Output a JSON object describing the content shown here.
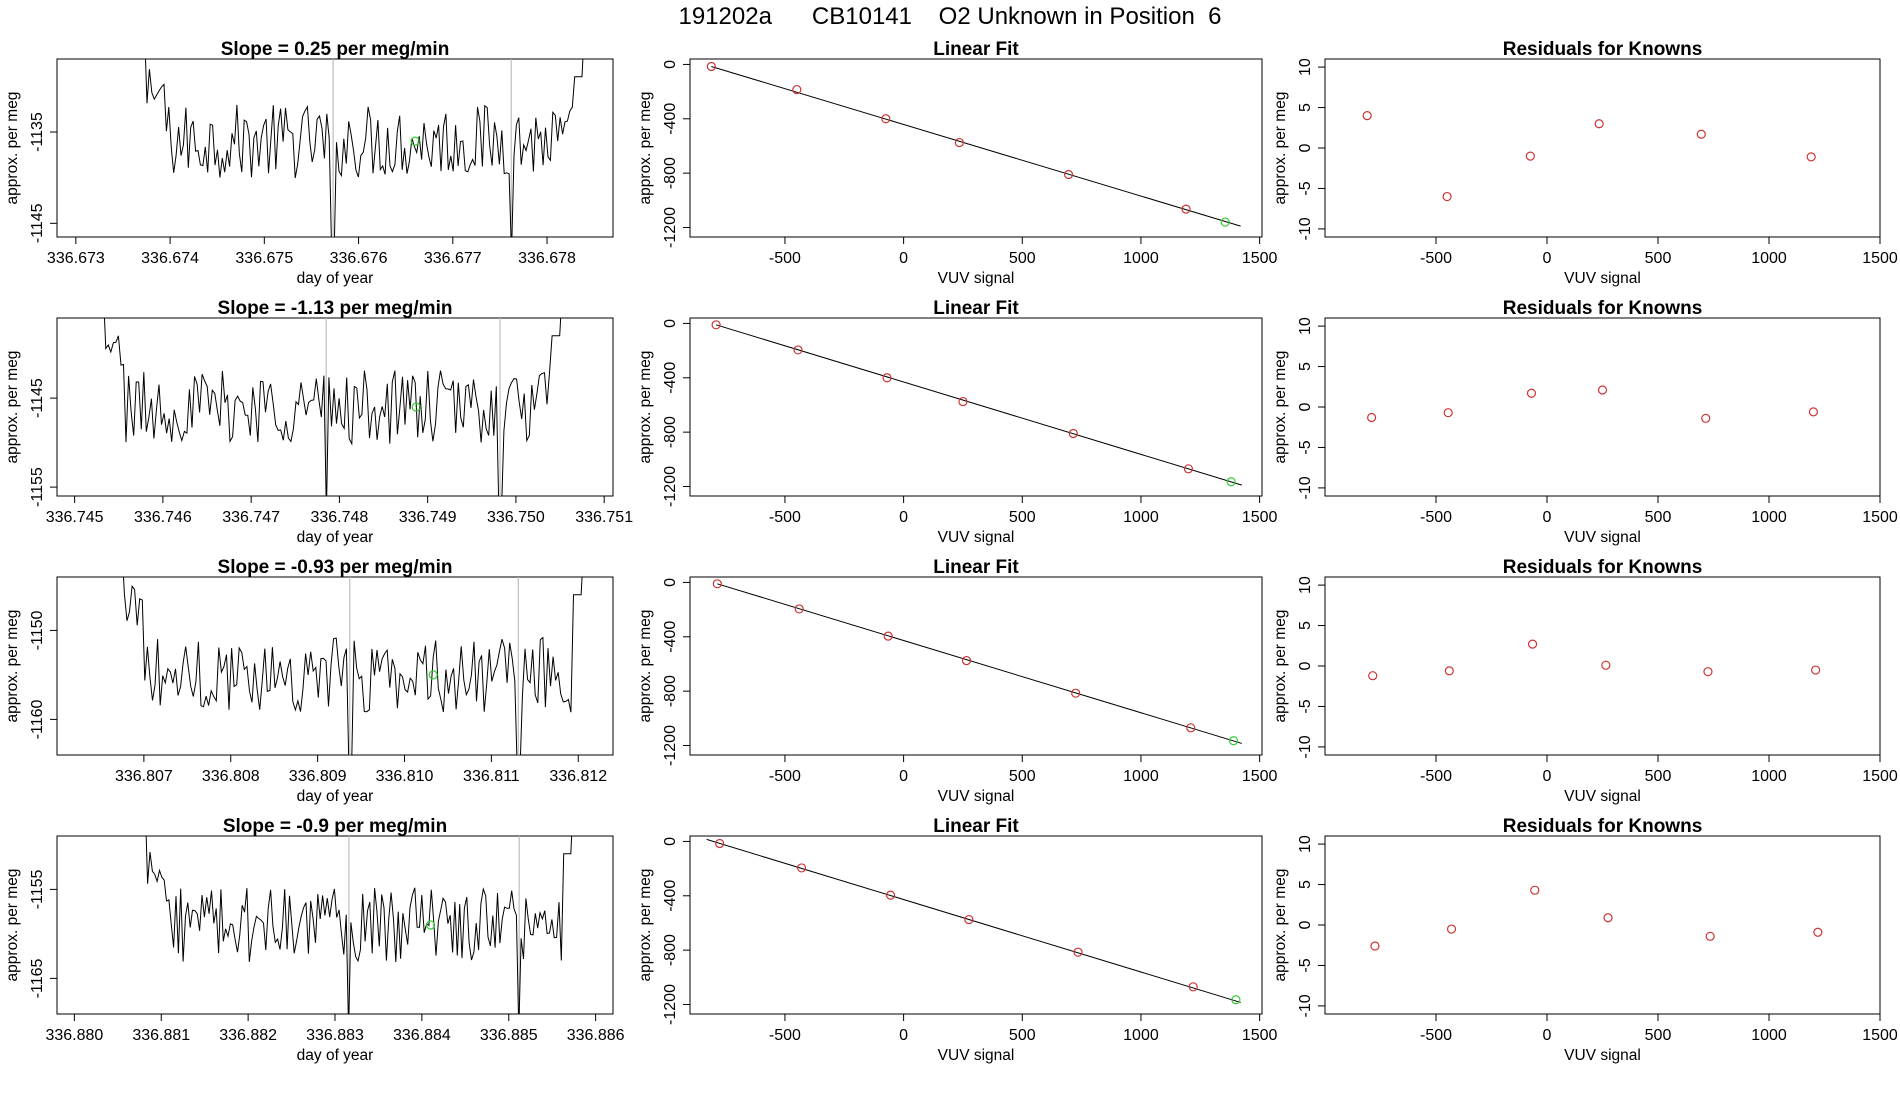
{
  "figure": {
    "title": "191202a      CB10141    O2 Unknown in Position  6"
  },
  "colors": {
    "series_line": "#000000",
    "known_point": "#cd3333",
    "unknown_point": "#33cc33",
    "reference_line": "#bebebe",
    "fit_line": "#000000"
  },
  "chart_data": [
    {
      "panel": "row1-timeseries",
      "type": "line",
      "title": "Slope =  0.25  per meg/min",
      "xlabel": "day of year",
      "ylabel": "approx. per meg",
      "xlim": [
        336.6728,
        336.6787
      ],
      "ylim": [
        -1146.5,
        -1127
      ],
      "xticks": [
        "336.673",
        "336.674",
        "336.675",
        "336.676",
        "336.677",
        "336.678"
      ],
      "yticks": [
        "-1135",
        "-1145"
      ],
      "series_start": 336.6736,
      "series_end": 336.6785,
      "reference_lines_x": [
        336.67573,
        336.67762
      ],
      "unknown_point": {
        "x": 336.6766,
        "y": -1136
      },
      "grid": false
    },
    {
      "panel": "row1-linear-fit",
      "type": "scatter",
      "title": "Linear Fit",
      "xlabel": "VUV signal",
      "ylabel": "approx. per meg",
      "xlim": [
        -900,
        1510
      ],
      "ylim": [
        -1270,
        40
      ],
      "xticks": [
        "-500",
        "0",
        "500",
        "1000",
        "1500"
      ],
      "yticks": [
        "0",
        "-400",
        "-800",
        "-1200"
      ],
      "knowns": [
        {
          "x": -810,
          "y": -15
        },
        {
          "x": -450,
          "y": -185
        },
        {
          "x": -75,
          "y": -400
        },
        {
          "x": 235,
          "y": -575
        },
        {
          "x": 695,
          "y": -810
        },
        {
          "x": 1190,
          "y": -1065
        }
      ],
      "unknown": {
        "x": 1355,
        "y": -1160
      },
      "fit_line": {
        "x": [
          -810,
          1420
        ],
        "y": [
          -15,
          -1190
        ]
      },
      "grid": false
    },
    {
      "panel": "row1-residuals",
      "type": "scatter",
      "title": "Residuals for Knowns",
      "xlabel": "VUV signal",
      "ylabel": "approx. per meg",
      "xlim": [
        -1000,
        1500
      ],
      "ylim": [
        -11,
        11
      ],
      "xticks": [
        "-500",
        "0",
        "500",
        "1000",
        "1500"
      ],
      "yticks": [
        "10",
        "5",
        "0",
        "-5",
        "-10"
      ],
      "values": [
        {
          "x": -810,
          "y": 4.0
        },
        {
          "x": -450,
          "y": -6.0
        },
        {
          "x": -75,
          "y": -1.0
        },
        {
          "x": 235,
          "y": 3.0
        },
        {
          "x": 695,
          "y": 1.7
        },
        {
          "x": 1190,
          "y": -1.1
        }
      ],
      "grid": false
    },
    {
      "panel": "row2-timeseries",
      "type": "line",
      "title": "Slope =  -1.13  per meg/min",
      "xlabel": "day of year",
      "ylabel": "approx. per meg",
      "xlim": [
        336.7448,
        336.7511
      ],
      "ylim": [
        -1156,
        -1136
      ],
      "xticks": [
        "336.745",
        "336.746",
        "336.747",
        "336.748",
        "336.749",
        "336.750",
        "336.751"
      ],
      "yticks": [
        "-1145",
        "-1155"
      ],
      "series_start": 336.74518,
      "series_end": 336.75064,
      "reference_lines_x": [
        336.74785,
        336.74982
      ],
      "unknown_point": {
        "x": 336.74887,
        "y": -1146
      },
      "grid": false
    },
    {
      "panel": "row2-linear-fit",
      "type": "scatter",
      "title": "Linear Fit",
      "xlabel": "VUV signal",
      "ylabel": "approx. per meg",
      "xlim": [
        -900,
        1510
      ],
      "ylim": [
        -1270,
        40
      ],
      "xticks": [
        "-500",
        "0",
        "500",
        "1000",
        "1500"
      ],
      "yticks": [
        "0",
        "-400",
        "-800",
        "-1200"
      ],
      "knowns": [
        {
          "x": -790,
          "y": -10
        },
        {
          "x": -445,
          "y": -195
        },
        {
          "x": -70,
          "y": -400
        },
        {
          "x": 250,
          "y": -575
        },
        {
          "x": 715,
          "y": -810
        },
        {
          "x": 1200,
          "y": -1070
        }
      ],
      "unknown": {
        "x": 1380,
        "y": -1165
      },
      "fit_line": {
        "x": [
          -790,
          1425
        ],
        "y": [
          -10,
          -1190
        ]
      },
      "grid": false
    },
    {
      "panel": "row2-residuals",
      "type": "scatter",
      "title": "Residuals for Knowns",
      "xlabel": "VUV signal",
      "ylabel": "approx. per meg",
      "xlim": [
        -1000,
        1500
      ],
      "ylim": [
        -11,
        11
      ],
      "xticks": [
        "-500",
        "0",
        "500",
        "1000",
        "1500"
      ],
      "yticks": [
        "10",
        "5",
        "0",
        "-5",
        "-10"
      ],
      "values": [
        {
          "x": -790,
          "y": -1.3
        },
        {
          "x": -445,
          "y": -0.7
        },
        {
          "x": -70,
          "y": 1.7
        },
        {
          "x": 250,
          "y": 2.1
        },
        {
          "x": 715,
          "y": -1.4
        },
        {
          "x": 1200,
          "y": -0.6
        }
      ],
      "grid": false
    },
    {
      "panel": "row3-timeseries",
      "type": "line",
      "title": "Slope =  -0.93  per meg/min",
      "xlabel": "day of year",
      "ylabel": "approx. per meg",
      "xlim": [
        336.806,
        336.8124
      ],
      "ylim": [
        -1164,
        -1144
      ],
      "xticks": [
        "336.807",
        "336.808",
        "336.809",
        "336.810",
        "336.811",
        "336.812"
      ],
      "yticks": [
        "-1150",
        "-1160"
      ],
      "series_start": 336.8066,
      "series_end": 336.81218,
      "reference_lines_x": [
        336.80937,
        336.81131
      ],
      "unknown_point": {
        "x": 336.81033,
        "y": -1155
      },
      "grid": false
    },
    {
      "panel": "row3-linear-fit",
      "type": "scatter",
      "title": "Linear Fit",
      "xlabel": "VUV signal",
      "ylabel": "approx. per meg",
      "xlim": [
        -900,
        1510
      ],
      "ylim": [
        -1270,
        40
      ],
      "xticks": [
        "-500",
        "0",
        "500",
        "1000",
        "1500"
      ],
      "yticks": [
        "0",
        "-400",
        "-800",
        "-1200"
      ],
      "knowns": [
        {
          "x": -785,
          "y": -10
        },
        {
          "x": -440,
          "y": -195
        },
        {
          "x": -65,
          "y": -395
        },
        {
          "x": 265,
          "y": -575
        },
        {
          "x": 725,
          "y": -815
        },
        {
          "x": 1210,
          "y": -1070
        }
      ],
      "unknown": {
        "x": 1390,
        "y": -1165
      },
      "fit_line": {
        "x": [
          -785,
          1425
        ],
        "y": [
          -10,
          -1185
        ]
      },
      "grid": false
    },
    {
      "panel": "row3-residuals",
      "type": "scatter",
      "title": "Residuals for Knowns",
      "xlabel": "VUV signal",
      "ylabel": "approx. per meg",
      "xlim": [
        -1000,
        1500
      ],
      "ylim": [
        -11,
        11
      ],
      "xticks": [
        "-500",
        "0",
        "500",
        "1000",
        "1500"
      ],
      "yticks": [
        "10",
        "5",
        "0",
        "-5",
        "-10"
      ],
      "values": [
        {
          "x": -785,
          "y": -1.2
        },
        {
          "x": -440,
          "y": -0.6
        },
        {
          "x": -65,
          "y": 2.7
        },
        {
          "x": 265,
          "y": 0.1
        },
        {
          "x": 725,
          "y": -0.7
        },
        {
          "x": 1210,
          "y": -0.5
        }
      ],
      "grid": false
    },
    {
      "panel": "row4-timeseries",
      "type": "line",
      "title": "Slope =  -0.9  per meg/min",
      "xlabel": "day of year",
      "ylabel": "approx. per meg",
      "xlim": [
        336.8798,
        336.8862
      ],
      "ylim": [
        -1169,
        -1149
      ],
      "xticks": [
        "336.880",
        "336.881",
        "336.882",
        "336.883",
        "336.884",
        "336.885",
        "336.886"
      ],
      "yticks": [
        "-1155",
        "-1165"
      ],
      "series_start": 336.88068,
      "series_end": 336.88585,
      "reference_lines_x": [
        336.88316,
        336.88512
      ],
      "unknown_point": {
        "x": 336.8841,
        "y": -1159
      },
      "grid": false
    },
    {
      "panel": "row4-linear-fit",
      "type": "scatter",
      "title": "Linear Fit",
      "xlabel": "VUV signal",
      "ylabel": "approx. per meg",
      "xlim": [
        -900,
        1510
      ],
      "ylim": [
        -1270,
        40
      ],
      "xticks": [
        "-500",
        "0",
        "500",
        "1000",
        "1500"
      ],
      "yticks": [
        "0",
        "-400",
        "-800",
        "-1200"
      ],
      "knowns": [
        {
          "x": -775,
          "y": -15
        },
        {
          "x": -430,
          "y": -195
        },
        {
          "x": -55,
          "y": -395
        },
        {
          "x": 275,
          "y": -575
        },
        {
          "x": 735,
          "y": -815
        },
        {
          "x": 1220,
          "y": -1070
        }
      ],
      "unknown": {
        "x": 1400,
        "y": -1165
      },
      "fit_line": {
        "x": [
          -830,
          1420
        ],
        "y": [
          15,
          -1185
        ]
      },
      "grid": false
    },
    {
      "panel": "row4-residuals",
      "type": "scatter",
      "title": "Residuals for Knowns",
      "xlabel": "VUV signal",
      "ylabel": "approx. per meg",
      "xlim": [
        -1000,
        1500
      ],
      "ylim": [
        -11,
        11
      ],
      "xticks": [
        "-500",
        "0",
        "500",
        "1000",
        "1500"
      ],
      "yticks": [
        "10",
        "5",
        "0",
        "-5",
        "-10"
      ],
      "values": [
        {
          "x": -775,
          "y": -2.6
        },
        {
          "x": -430,
          "y": -0.5
        },
        {
          "x": -55,
          "y": 4.3
        },
        {
          "x": 275,
          "y": 0.9
        },
        {
          "x": 735,
          "y": -1.4
        },
        {
          "x": 1220,
          "y": -0.9
        }
      ],
      "grid": false
    }
  ]
}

**Stated task**
Only the number is wanted: how many lines of the material contain the word "timeseries"?

**Exercise response**
4